■ **WHAT YOU NEED TO DO**
All of the data needs to be repeated exactly.

■ **LISTING**
■ ■ ■ ■ ■

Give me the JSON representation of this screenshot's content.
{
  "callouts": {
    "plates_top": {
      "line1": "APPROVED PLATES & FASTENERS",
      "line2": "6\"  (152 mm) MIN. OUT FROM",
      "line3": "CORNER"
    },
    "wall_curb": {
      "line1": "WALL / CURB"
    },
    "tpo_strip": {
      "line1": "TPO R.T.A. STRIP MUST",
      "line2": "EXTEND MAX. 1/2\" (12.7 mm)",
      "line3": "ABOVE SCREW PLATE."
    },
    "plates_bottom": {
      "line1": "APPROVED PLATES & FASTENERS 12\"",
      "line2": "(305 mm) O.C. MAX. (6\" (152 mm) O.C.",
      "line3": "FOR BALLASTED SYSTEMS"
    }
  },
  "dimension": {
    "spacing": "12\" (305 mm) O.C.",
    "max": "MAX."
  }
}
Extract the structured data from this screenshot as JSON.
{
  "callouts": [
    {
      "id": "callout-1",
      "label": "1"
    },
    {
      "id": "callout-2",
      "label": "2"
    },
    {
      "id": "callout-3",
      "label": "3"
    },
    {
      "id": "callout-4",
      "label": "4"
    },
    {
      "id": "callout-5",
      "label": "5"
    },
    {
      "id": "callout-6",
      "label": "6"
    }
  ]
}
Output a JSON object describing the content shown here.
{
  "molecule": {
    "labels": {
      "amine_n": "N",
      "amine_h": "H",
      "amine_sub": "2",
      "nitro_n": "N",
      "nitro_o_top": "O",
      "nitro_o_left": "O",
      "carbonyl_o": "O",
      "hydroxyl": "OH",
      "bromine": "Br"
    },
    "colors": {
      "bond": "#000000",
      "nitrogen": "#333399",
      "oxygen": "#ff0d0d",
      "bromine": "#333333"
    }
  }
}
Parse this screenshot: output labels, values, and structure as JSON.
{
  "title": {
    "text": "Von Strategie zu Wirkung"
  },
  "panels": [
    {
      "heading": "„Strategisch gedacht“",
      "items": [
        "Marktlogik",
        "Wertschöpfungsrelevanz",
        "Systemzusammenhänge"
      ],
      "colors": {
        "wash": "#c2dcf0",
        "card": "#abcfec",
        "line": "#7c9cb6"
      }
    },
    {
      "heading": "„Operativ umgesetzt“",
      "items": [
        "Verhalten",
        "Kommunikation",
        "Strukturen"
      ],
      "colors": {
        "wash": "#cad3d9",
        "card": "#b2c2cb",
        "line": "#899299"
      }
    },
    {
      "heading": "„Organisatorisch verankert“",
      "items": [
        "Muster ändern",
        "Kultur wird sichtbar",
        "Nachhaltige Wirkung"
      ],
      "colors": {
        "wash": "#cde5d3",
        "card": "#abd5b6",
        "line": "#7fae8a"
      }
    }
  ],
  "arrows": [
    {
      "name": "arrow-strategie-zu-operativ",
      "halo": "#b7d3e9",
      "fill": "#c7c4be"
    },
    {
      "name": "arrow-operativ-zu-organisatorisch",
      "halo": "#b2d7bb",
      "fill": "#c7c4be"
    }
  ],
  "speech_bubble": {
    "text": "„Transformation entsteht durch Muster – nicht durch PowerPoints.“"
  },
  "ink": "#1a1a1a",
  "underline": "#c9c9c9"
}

■ ■ ■ ■ ■

■ **THE ANSWER**
Give me the JSON representation of this screenshot's content.
{
  "callouts": {
    "plates_top": {
      "line1": "APPROVED PLATES & FASTENERS",
      "line2": "6\"  (152 mm) MIN. OUT FROM",
      "line3": "CORNER"
    },
    "wall_curb": {
      "line1": "WALL / CURB"
    },
    "tpo_strip": {
      "line1": "TPO R.T.A. STRIP MUST",
      "line2": "EXTEND MAX. 1/2\" (12.7 mm)",
      "line3": "ABOVE SCREW PLATE."
    },
    "plates_bottom": {
      "line1": "APPROVED PLATES & FASTENERS 12\"",
      "line2": "(305 mm) O.C. MAX. (6\" (152 mm) O.C.",
      "line3": "FOR BALLASTED SYSTEMS"
    }
  },
  "dimension": {
    "spacing": "12\" (305 mm) O.C.",
    "max": "MAX."
  }
}
Extract the structured data from this screenshot as JSON.
{
  "callouts": [
    {
      "id": "callout-1",
      "label": "1"
    },
    {
      "id": "callout-2",
      "label": "2"
    },
    {
      "id": "callout-3",
      "label": "3"
    },
    {
      "id": "callout-4",
      "label": "4"
    },
    {
      "id": "callout-5",
      "label": "5"
    },
    {
      "id": "callout-6",
      "label": "6"
    }
  ]
}
Output a JSON object describing the content shown here.
{
  "molecule": {
    "labels": {
      "amine_n": "N",
      "amine_h": "H",
      "amine_sub": "2",
      "nitro_n": "N",
      "nitro_o_top": "O",
      "nitro_o_left": "O",
      "carbonyl_o": "O",
      "hydroxyl": "OH",
      "bromine": "Br"
    },
    "colors": {
      "bond": "#000000",
      "nitrogen": "#333399",
      "oxygen": "#ff0d0d",
      "bromine": "#333333"
    }
  }
}
Parse this screenshot: output labels, values, and structure as JSON.
{
  "title": {
    "text": "Von Strategie zu Wirkung"
  },
  "panels": [
    {
      "heading": "„Strategisch gedacht“",
      "items": [
        "Marktlogik",
        "Wertschöpfungsrelevanz",
        "Systemzusammenhänge"
      ],
      "colors": {
        "wash": "#c2dcf0",
        "card": "#abcfec",
        "line": "#7c9cb6"
      }
    },
    {
      "heading": "„Operativ umgesetzt“",
      "items": [
        "Verhalten",
        "Kommunikation",
        "Strukturen"
      ],
      "colors": {
        "wash": "#cad3d9",
        "card": "#b2c2cb",
        "line": "#899299"
      }
    },
    {
      "heading": "„Organisatorisch verankert“",
      "items": [
        "Muster ändern",
        "Kultur wird sichtbar",
        "Nachhaltige Wirkung"
      ],
      "colors": {
        "wash": "#cde5d3",
        "card": "#abd5b6",
        "line": "#7fae8a"
      }
    }
  ],
  "arrows": [
    {
      "name": "arrow-strategie-zu-operativ",
      "halo": "#b7d3e9",
      "fill": "#c7c4be"
    },
    {
      "name": "arrow-operativ-zu-organisatorisch",
      "halo": "#b2d7bb",
      "fill": "#c7c4be"
    }
  ],
  "speech_bubble": {
    "text": "„Transformation entsteht durch Muster – nicht durch PowerPoints.“"
  },
  "ink": "#1a1a1a",
  "underline": "#c9c9c9"
}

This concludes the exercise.